Document excerpt –
Sacral Neural Anatomy

The thecal sac ends blindly at the S2 level. The lower sacral and coccygeal nerves emerge from the sac, as does the extradural portion of the filum terminale. The upper four roots exit the sacrum through the paired ventral and dorsal sacral foramina. The fifth sacral roots, the coccygeal roots, and the filum exit the sacrum caudally through the sacral hiatus. The filum terminale extends to its point of fusion with the periosteum of the first coccygeal segment.
The sacral plexus is formed by the ventral rami of six roots: L4 through S3 and the upper part of S4. The lumbosacral trunk (the conjoined L4–5 roots) crosses the anterior aspect of the ala of the sacrum, descends obliquely in front of the sacroiliac joint, and enters the pelvis deep to the parietal pelvic fascia. It crosses the superior gluteal vessels and joins the first sacral root. The sacral plexus is located on the anterior surface of the piriformis muscle, deep to the parietal (Waldeyer’s) fascia. Except for the nerves to the piriformis muscle, the perforating cutaneous nerves, and the nerves to the pelvic diaphragm, essentially all branches of the sacral plexus leave the pelvis through the greater sciatic foramen.
The most important derivatives of the sacral plexus are the sciatic and pudendal nerves. The latter is unique in exiting the greater sciatic foramen only to reenter the lesser sciatic foramen by hooking around the sacrospinous ligament. It supplies the muscles of the perineum, including the external anal sphincter, and provides sensory information to the external genitalia.

The data –
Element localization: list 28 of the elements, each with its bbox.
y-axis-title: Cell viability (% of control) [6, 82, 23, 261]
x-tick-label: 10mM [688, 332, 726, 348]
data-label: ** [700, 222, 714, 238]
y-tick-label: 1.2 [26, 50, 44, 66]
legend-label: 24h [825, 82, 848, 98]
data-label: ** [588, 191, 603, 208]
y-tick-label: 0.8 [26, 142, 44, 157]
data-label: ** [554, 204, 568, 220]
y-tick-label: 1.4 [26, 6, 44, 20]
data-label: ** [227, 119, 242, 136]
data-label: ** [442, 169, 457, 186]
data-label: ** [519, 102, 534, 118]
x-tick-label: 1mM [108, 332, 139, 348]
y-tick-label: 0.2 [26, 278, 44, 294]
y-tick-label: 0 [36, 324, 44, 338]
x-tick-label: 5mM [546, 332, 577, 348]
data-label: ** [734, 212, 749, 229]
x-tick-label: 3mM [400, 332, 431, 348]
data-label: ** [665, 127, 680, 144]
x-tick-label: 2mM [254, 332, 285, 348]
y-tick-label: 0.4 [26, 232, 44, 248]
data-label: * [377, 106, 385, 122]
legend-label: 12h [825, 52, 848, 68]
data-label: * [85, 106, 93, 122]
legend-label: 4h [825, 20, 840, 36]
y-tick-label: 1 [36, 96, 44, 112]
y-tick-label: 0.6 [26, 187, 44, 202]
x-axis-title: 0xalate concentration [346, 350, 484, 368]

Tasks to carry out –
• a. Answer these questions from the text on sacral neural anatomy:
(i) At what level does the thecal sac end?
(ii) Which roots contribute the ventral rami that form the sacral plexus?
(iii) Which ligament does the pudendal nerve hook around to reenter the lesser sciatic foramen?
• b. Retype the sacral neural anatomy text character for character, everything from "The most important" down to "the external genitalia.".

Exercise answers –
• a.
(i) The S2 level.
(ii) L4 through S3 and the upper part of S4.
(iii) The sacrospinous ligament.

• b.
The most important derivatives of the sacral plexus are the sciatic and pudendal nerves. The latter is unique in exiting the greater sciatic foramen only to reenter the lesser sciatic foramen by hooking around the sacrospinous ligament. It supplies the muscles of the perineum, including the external anal sphincter, and provides sensory information to the external genitalia.